[START Source material]

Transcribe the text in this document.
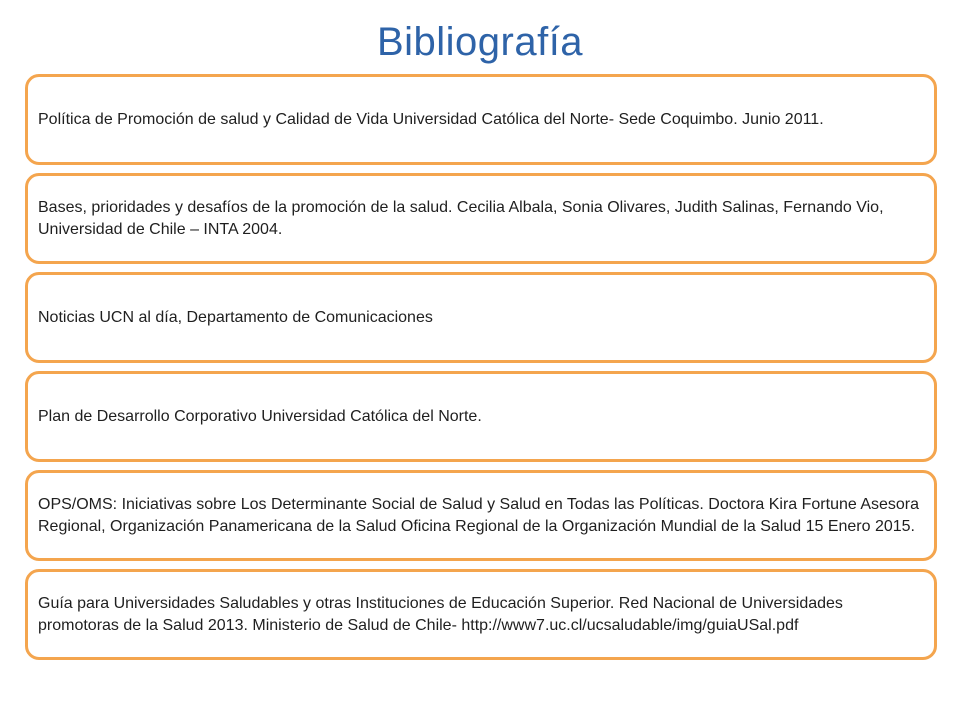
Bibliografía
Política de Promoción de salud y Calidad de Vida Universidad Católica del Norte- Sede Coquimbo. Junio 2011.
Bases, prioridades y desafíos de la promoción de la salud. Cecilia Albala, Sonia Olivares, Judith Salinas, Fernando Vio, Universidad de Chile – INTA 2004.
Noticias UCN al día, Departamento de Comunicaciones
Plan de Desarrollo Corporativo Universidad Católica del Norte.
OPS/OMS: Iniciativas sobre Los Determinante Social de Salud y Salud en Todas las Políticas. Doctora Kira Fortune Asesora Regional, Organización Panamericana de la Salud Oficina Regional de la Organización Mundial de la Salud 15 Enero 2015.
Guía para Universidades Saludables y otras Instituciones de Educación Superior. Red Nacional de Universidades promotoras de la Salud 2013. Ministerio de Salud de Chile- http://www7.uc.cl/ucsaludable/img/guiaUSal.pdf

[END Source material]

## What you need to do
Transcribe the listing in full. Omit the pictures and keep every line exact.

## Solution for this problem
Transcribe the text in this document.
Bibliografía
Política de Promoción de salud y Calidad de Vida Universidad Católica del Norte- Sede Coquimbo. Junio 2011.
Bases, prioridades y desafíos de la promoción de la salud. Cecilia Albala, Sonia Olivares, Judith Salinas, Fernando Vio, Universidad de Chile – INTA 2004.
Noticias UCN al día, Departamento de Comunicaciones
Plan de Desarrollo Corporativo Universidad Católica del Norte.
OPS/OMS: Iniciativas sobre Los Determinante Social de Salud y Salud en Todas las Políticas. Doctora Kira Fortune Asesora Regional, Organización Panamericana de la Salud Oficina Regional de la Organización Mundial de la Salud 15 Enero 2015.
Guía para Universidades Saludables y otras Instituciones de Educación Superior. Red Nacional de Universidades promotoras de la Salud 2013. Ministerio de Salud de Chile- http://www7.uc.cl/ucsaludable/img/guiaUSal.pdf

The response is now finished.